PROBLEM DETAILS - Pick out the lines containing "change".

DATASET ENTRIES -
▬▬▬▬▬▬

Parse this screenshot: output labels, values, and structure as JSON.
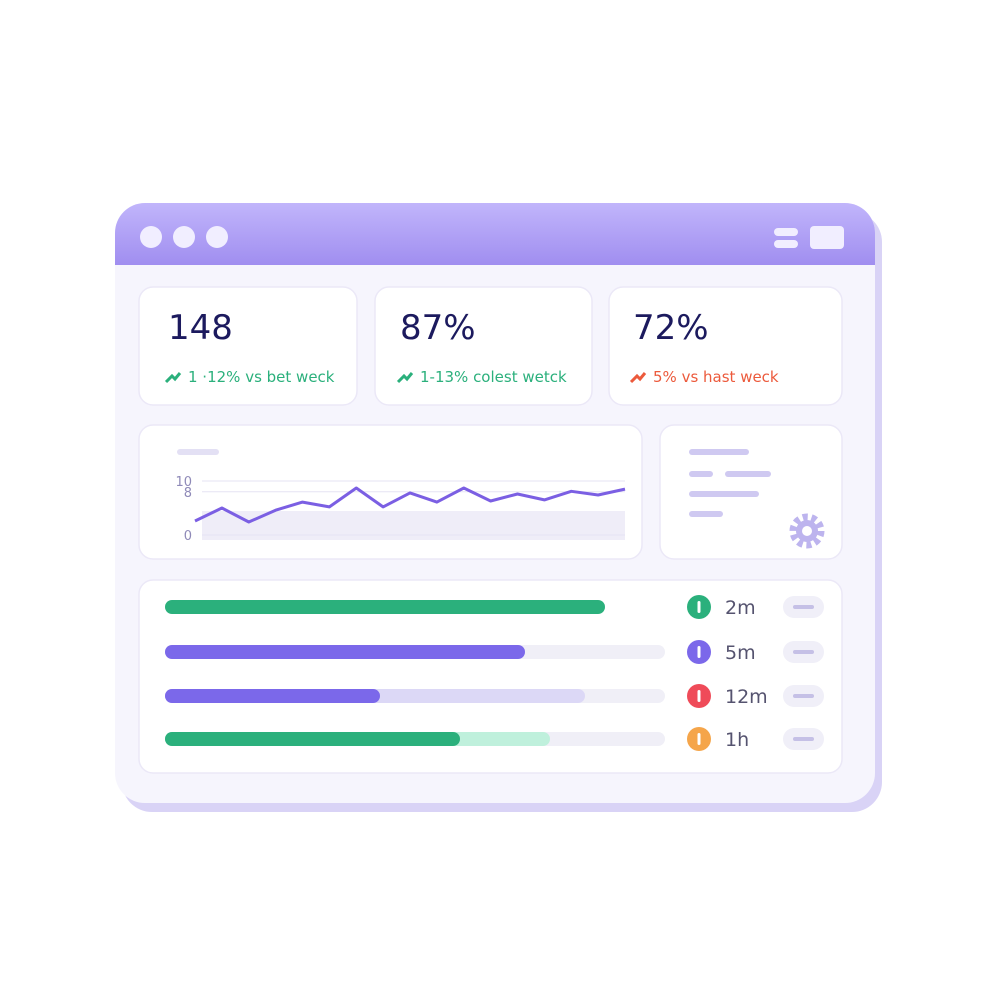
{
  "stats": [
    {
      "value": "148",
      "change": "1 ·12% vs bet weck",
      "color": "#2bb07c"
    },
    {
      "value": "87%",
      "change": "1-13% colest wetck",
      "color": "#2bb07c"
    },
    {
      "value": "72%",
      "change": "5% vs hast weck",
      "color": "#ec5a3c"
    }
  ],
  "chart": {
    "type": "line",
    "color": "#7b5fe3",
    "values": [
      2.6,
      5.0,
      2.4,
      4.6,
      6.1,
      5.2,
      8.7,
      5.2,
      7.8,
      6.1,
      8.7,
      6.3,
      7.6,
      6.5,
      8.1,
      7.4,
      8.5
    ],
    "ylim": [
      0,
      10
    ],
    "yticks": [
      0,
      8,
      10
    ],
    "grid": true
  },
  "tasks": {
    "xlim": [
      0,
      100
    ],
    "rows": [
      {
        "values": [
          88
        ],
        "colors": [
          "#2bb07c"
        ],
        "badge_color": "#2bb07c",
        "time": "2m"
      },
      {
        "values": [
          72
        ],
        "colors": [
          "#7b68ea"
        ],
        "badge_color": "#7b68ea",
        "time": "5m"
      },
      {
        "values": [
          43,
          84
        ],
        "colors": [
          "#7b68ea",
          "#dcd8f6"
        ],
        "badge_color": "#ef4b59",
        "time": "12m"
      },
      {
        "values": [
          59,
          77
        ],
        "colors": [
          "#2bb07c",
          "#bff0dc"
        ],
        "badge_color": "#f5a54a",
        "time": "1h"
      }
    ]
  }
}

▬▬▬▬▬▬

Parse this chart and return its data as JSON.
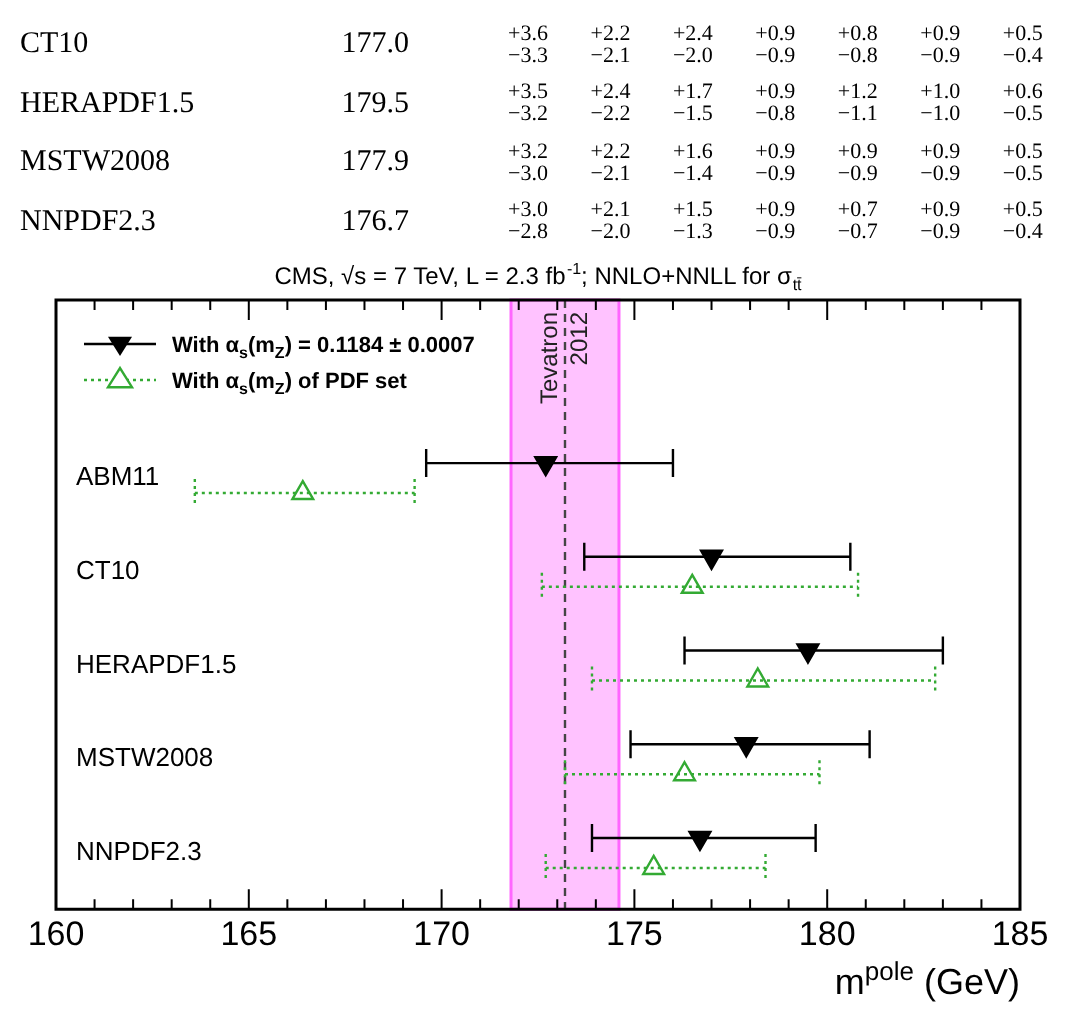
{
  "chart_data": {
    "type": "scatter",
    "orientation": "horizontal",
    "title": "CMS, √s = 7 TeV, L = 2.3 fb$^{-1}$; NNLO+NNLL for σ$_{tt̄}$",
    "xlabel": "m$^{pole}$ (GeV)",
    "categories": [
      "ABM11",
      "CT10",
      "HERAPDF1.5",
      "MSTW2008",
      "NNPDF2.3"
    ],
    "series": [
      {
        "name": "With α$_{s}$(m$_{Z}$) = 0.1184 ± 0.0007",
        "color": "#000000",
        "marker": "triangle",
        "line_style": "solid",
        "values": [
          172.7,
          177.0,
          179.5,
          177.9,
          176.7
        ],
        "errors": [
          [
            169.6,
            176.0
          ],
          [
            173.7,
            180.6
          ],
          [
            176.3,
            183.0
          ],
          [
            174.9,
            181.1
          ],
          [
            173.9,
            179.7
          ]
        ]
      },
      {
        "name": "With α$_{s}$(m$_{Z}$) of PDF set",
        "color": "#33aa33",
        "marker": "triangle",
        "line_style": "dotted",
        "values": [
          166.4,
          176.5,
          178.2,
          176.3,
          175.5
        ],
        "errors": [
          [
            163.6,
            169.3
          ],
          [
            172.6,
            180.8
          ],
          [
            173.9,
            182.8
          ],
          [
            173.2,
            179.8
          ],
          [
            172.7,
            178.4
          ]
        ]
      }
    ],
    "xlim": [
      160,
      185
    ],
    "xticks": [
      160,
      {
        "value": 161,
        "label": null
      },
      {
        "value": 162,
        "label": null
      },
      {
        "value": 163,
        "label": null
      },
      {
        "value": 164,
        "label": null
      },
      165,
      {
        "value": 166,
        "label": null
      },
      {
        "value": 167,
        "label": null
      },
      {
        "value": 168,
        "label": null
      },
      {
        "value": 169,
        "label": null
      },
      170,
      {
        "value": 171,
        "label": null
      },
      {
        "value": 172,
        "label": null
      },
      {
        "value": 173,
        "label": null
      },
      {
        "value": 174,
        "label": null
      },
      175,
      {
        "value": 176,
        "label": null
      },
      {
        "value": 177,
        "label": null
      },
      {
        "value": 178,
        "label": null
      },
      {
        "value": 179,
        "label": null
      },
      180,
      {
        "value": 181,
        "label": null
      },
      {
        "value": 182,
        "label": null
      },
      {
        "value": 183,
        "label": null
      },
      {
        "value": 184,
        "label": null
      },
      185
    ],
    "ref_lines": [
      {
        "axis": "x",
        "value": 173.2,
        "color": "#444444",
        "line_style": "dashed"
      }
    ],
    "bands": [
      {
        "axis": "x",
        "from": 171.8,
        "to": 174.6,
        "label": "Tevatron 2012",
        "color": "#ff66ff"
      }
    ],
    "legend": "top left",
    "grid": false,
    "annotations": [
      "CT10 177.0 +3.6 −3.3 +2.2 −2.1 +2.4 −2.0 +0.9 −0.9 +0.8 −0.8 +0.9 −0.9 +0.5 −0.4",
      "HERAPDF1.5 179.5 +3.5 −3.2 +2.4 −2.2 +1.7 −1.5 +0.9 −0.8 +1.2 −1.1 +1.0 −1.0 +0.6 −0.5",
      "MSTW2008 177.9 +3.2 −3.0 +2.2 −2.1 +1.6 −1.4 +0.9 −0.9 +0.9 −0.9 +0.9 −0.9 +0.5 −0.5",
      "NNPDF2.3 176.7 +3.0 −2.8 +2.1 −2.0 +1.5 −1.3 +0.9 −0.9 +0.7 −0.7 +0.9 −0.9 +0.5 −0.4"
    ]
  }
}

▬▬▬▬▬▬

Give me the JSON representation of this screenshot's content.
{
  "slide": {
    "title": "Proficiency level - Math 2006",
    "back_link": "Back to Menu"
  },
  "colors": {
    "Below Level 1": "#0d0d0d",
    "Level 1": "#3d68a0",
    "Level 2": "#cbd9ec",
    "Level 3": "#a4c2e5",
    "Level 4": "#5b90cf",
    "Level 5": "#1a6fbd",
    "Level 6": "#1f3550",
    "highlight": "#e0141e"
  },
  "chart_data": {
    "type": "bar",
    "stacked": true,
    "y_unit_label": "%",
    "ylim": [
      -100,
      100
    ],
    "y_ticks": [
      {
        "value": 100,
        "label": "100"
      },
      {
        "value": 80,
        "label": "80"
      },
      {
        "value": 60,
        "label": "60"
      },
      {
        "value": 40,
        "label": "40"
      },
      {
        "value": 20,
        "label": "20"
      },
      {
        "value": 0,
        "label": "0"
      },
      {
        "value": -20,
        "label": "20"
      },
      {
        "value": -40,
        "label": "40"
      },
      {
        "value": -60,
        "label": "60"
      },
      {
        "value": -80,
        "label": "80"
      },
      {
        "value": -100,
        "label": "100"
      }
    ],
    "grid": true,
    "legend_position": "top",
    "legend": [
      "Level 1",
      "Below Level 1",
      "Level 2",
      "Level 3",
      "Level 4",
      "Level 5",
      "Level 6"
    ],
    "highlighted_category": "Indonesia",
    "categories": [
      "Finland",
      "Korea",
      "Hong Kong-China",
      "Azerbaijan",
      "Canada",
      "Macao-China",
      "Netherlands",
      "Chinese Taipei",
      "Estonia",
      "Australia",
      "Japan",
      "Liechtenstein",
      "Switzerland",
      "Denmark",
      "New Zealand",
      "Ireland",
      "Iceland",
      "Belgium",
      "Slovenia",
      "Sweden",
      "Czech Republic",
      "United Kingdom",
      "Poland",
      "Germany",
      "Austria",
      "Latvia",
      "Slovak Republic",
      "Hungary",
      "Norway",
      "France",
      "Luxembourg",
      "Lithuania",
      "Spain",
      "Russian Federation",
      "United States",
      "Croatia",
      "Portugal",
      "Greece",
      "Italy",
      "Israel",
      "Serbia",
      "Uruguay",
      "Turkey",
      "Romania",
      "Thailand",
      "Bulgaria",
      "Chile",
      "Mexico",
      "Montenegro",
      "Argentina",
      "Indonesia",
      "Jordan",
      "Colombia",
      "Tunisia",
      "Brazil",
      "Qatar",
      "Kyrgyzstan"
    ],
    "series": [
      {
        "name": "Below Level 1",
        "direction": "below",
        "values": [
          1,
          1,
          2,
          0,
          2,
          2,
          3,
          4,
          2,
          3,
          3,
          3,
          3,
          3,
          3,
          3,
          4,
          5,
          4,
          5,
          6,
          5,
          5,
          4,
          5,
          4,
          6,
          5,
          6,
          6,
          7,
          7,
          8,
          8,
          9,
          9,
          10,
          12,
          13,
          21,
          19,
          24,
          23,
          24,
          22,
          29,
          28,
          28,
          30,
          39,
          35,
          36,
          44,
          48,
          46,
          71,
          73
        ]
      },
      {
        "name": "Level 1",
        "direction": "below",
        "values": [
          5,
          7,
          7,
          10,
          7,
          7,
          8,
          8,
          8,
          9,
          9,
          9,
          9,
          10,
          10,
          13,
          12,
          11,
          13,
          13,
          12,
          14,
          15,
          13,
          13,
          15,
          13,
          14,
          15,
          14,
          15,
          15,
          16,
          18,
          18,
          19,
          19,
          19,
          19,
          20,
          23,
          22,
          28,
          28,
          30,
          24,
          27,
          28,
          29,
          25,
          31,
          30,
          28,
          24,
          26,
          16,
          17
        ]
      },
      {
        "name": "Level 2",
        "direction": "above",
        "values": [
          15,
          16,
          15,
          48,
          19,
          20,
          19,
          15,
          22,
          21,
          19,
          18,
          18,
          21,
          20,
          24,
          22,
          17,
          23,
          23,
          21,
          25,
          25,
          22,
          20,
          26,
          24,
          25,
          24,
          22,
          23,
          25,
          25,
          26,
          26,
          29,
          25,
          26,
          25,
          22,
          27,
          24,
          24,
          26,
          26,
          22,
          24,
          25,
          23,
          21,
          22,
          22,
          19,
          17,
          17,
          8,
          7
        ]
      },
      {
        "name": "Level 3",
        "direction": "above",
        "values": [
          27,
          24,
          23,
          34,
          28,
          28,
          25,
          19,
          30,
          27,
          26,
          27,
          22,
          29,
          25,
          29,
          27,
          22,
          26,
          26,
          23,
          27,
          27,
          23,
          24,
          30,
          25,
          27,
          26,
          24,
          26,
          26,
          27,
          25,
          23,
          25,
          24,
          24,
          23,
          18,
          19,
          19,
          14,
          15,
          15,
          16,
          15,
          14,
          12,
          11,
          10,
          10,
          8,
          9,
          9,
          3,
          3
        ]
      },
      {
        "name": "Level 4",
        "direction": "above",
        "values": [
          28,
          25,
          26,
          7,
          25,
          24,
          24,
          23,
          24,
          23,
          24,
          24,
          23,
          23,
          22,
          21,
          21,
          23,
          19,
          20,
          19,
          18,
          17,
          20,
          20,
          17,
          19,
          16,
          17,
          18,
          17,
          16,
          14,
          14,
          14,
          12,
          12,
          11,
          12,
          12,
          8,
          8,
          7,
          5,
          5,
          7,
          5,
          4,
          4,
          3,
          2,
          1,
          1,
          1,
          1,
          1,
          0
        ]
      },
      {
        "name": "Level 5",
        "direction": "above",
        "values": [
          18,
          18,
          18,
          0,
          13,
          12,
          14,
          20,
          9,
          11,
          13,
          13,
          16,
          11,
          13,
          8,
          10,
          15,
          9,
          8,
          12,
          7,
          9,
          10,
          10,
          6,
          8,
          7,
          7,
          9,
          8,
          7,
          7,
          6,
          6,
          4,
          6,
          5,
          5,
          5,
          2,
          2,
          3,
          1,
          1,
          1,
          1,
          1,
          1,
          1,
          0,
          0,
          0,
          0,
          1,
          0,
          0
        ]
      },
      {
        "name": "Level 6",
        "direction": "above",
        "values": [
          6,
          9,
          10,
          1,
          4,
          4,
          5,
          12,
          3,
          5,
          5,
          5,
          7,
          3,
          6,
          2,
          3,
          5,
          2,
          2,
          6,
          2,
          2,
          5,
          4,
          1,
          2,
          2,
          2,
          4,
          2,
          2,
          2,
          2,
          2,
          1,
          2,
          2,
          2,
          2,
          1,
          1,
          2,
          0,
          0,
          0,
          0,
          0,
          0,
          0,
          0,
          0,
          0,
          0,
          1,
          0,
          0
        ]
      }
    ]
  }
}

▬▬▬▬▬▬

OUTPUT -
      "change": "1 ·12% vs bet weck",
      "change": "1-13% colest wetck",
      "change": "5% vs hast weck",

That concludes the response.